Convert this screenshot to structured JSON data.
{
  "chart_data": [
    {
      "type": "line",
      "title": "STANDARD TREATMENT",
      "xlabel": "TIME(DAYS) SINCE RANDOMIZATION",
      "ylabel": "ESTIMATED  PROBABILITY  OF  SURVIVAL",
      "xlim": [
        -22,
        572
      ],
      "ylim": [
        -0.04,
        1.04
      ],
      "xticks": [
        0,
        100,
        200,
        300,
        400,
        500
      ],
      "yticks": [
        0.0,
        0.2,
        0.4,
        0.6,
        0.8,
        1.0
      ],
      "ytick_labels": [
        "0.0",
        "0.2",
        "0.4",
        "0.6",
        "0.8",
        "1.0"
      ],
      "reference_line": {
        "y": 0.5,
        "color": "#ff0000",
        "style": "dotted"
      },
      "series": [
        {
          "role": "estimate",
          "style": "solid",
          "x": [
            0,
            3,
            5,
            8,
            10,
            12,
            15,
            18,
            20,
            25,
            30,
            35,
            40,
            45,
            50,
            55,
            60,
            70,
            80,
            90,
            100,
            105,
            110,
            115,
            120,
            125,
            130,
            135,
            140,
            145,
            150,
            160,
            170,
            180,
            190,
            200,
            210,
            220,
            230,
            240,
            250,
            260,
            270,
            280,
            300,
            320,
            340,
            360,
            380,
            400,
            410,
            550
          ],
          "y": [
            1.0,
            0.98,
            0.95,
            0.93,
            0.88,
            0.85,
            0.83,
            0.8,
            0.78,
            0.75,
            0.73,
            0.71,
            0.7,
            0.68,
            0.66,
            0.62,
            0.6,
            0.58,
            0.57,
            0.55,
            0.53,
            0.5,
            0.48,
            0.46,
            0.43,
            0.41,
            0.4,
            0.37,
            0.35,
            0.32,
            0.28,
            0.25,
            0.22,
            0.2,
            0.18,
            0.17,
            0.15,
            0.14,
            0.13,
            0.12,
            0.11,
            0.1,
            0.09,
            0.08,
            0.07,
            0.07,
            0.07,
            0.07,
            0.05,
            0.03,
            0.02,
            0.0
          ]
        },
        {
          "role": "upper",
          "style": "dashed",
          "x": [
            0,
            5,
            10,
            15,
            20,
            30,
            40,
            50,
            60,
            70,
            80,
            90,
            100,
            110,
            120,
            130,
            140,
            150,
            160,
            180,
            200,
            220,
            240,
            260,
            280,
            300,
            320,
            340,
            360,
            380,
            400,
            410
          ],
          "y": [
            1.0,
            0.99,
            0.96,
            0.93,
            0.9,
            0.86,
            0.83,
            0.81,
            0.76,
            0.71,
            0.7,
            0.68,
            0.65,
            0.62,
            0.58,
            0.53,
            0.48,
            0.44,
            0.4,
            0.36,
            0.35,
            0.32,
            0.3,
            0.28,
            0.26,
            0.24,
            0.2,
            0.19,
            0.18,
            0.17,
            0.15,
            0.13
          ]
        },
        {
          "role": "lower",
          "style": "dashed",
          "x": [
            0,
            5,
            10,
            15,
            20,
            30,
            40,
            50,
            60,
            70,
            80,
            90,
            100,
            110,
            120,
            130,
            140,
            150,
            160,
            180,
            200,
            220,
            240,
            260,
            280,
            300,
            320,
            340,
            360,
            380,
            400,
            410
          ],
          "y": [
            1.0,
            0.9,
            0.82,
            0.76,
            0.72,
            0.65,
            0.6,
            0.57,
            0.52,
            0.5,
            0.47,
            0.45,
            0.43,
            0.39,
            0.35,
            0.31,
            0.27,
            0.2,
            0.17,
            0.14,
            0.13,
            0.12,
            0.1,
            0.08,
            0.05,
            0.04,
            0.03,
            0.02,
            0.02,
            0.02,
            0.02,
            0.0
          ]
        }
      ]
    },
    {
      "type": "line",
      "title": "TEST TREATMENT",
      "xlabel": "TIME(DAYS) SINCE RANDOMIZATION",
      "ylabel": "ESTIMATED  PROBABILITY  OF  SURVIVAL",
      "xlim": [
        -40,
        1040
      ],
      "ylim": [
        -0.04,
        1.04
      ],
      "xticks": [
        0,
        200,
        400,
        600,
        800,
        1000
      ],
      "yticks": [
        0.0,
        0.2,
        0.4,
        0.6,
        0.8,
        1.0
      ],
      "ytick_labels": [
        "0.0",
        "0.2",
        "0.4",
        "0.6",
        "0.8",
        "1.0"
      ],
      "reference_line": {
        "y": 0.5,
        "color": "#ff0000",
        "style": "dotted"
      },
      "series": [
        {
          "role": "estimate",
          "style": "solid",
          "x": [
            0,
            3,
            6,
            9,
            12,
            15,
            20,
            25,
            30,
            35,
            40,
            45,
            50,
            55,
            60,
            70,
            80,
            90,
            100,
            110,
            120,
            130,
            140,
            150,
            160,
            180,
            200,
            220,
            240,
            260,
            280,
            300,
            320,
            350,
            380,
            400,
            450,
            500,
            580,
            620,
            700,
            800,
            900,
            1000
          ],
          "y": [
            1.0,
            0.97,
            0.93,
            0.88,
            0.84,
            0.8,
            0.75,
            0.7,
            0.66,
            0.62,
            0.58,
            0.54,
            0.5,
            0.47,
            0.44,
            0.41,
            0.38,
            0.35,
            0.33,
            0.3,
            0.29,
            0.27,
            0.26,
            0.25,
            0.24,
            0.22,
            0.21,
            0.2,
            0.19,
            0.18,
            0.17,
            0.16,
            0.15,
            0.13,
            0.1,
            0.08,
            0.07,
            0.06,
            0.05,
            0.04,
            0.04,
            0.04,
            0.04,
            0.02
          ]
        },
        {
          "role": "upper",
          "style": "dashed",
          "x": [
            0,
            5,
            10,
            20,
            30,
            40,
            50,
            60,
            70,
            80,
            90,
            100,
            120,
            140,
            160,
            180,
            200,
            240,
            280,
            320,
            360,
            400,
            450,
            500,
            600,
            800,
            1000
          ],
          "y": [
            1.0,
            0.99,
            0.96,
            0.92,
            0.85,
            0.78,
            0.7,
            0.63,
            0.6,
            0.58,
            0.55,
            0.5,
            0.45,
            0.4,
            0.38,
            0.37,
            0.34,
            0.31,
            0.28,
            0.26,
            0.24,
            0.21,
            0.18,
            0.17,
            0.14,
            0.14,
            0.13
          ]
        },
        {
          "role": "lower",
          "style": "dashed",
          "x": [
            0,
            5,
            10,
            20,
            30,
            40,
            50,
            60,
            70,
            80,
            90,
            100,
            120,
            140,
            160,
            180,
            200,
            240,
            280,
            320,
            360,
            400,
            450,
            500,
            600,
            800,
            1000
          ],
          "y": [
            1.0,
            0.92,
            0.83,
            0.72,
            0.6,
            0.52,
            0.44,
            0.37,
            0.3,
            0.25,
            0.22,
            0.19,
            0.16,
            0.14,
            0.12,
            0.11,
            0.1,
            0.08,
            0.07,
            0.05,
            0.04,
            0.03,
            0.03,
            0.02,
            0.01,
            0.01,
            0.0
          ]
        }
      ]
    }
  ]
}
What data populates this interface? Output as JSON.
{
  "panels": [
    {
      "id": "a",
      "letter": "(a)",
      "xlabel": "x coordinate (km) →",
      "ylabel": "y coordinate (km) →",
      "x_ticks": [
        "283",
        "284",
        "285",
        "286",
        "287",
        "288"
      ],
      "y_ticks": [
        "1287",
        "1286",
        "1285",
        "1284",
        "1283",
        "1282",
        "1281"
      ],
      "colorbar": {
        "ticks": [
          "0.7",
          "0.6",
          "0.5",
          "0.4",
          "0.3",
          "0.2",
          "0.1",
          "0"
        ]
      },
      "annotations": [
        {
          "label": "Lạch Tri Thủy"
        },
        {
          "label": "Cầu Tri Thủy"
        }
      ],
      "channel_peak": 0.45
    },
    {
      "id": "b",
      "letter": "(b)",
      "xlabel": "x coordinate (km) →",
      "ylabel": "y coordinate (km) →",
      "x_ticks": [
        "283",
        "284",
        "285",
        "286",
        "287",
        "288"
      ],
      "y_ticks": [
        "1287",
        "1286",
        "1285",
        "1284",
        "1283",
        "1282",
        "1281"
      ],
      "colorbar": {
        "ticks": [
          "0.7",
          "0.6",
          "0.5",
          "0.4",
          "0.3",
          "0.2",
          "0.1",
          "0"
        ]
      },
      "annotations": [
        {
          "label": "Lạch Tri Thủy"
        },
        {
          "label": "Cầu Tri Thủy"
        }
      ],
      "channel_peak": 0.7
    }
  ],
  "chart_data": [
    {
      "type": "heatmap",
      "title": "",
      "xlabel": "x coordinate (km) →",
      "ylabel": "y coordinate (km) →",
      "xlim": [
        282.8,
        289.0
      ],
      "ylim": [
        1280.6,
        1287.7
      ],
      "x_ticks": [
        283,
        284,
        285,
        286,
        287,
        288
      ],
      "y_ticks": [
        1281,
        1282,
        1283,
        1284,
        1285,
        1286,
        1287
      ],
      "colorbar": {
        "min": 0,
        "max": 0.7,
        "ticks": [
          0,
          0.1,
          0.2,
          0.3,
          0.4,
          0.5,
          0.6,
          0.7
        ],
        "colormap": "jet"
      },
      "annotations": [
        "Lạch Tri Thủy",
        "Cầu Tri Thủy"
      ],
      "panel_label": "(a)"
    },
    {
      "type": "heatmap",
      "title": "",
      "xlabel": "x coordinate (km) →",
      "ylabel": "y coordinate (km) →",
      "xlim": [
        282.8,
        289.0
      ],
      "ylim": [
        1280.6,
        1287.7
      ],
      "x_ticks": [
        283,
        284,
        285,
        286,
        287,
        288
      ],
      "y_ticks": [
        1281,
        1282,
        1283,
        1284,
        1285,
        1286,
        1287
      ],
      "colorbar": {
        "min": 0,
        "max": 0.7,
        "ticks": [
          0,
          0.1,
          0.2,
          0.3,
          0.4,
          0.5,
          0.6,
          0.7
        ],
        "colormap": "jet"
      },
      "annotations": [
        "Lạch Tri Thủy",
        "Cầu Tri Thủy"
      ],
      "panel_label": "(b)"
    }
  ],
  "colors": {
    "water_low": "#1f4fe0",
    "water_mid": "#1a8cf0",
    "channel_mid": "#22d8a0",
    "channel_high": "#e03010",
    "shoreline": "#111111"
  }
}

### PROBLEM DESCRIPTION:
Determine how many lines contain the word "title" and reply with that number alone.

### RESULT OF THE TASK:
4